GIVEN EXERCISE = Copy the records that follow exactly as written, but not their pictures.

Data entries

◇ ◇ ◇

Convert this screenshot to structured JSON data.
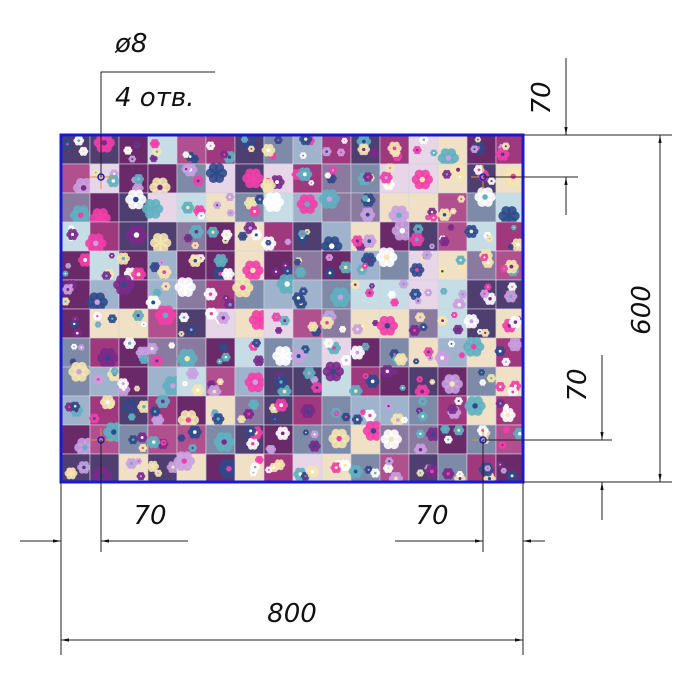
{
  "hole_note": {
    "diameter": "ø8",
    "count": "4 отв."
  },
  "dimensions": {
    "width": "800",
    "height": "600",
    "hole_offset_top": "70",
    "hole_offset_bottom": "70",
    "hole_offset_left": "70",
    "hole_offset_right": "70"
  },
  "colors": {
    "panel_border": "#1a1ad0",
    "tile_palette": [
      "#8a7aa0",
      "#6a2a6a",
      "#9fb3cc",
      "#c6dde6",
      "#e6d6e8",
      "#4e3f70",
      "#b0508e",
      "#efe0c6",
      "#7d8aa8",
      "#a0387e"
    ],
    "flower_palette": [
      "#f23fa8",
      "#ffffff",
      "#c9a0e0",
      "#2e4a8a",
      "#5fb0c0",
      "#f5e6b0",
      "#7a2a8a"
    ]
  }
}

◇ ◇ ◇

RESULT BELOW =
Convert this screenshot to structured JSON data.
{
  "hole_note": {
    "diameter": "ø8",
    "count": "4 отв."
  },
  "dimensions": {
    "width": "800",
    "height": "600",
    "hole_offset_top": "70",
    "hole_offset_bottom": "70",
    "hole_offset_left": "70",
    "hole_offset_right": "70"
  },
  "colors": {
    "panel_border": "#1a1ad0",
    "tile_palette": [
      "#8a7aa0",
      "#6a2a6a",
      "#9fb3cc",
      "#c6dde6",
      "#e6d6e8",
      "#4e3f70",
      "#b0508e",
      "#efe0c6",
      "#7d8aa8",
      "#a0387e"
    ],
    "flower_palette": [
      "#f23fa8",
      "#ffffff",
      "#c9a0e0",
      "#2e4a8a",
      "#5fb0c0",
      "#f5e6b0",
      "#7a2a8a"
    ]
  }
}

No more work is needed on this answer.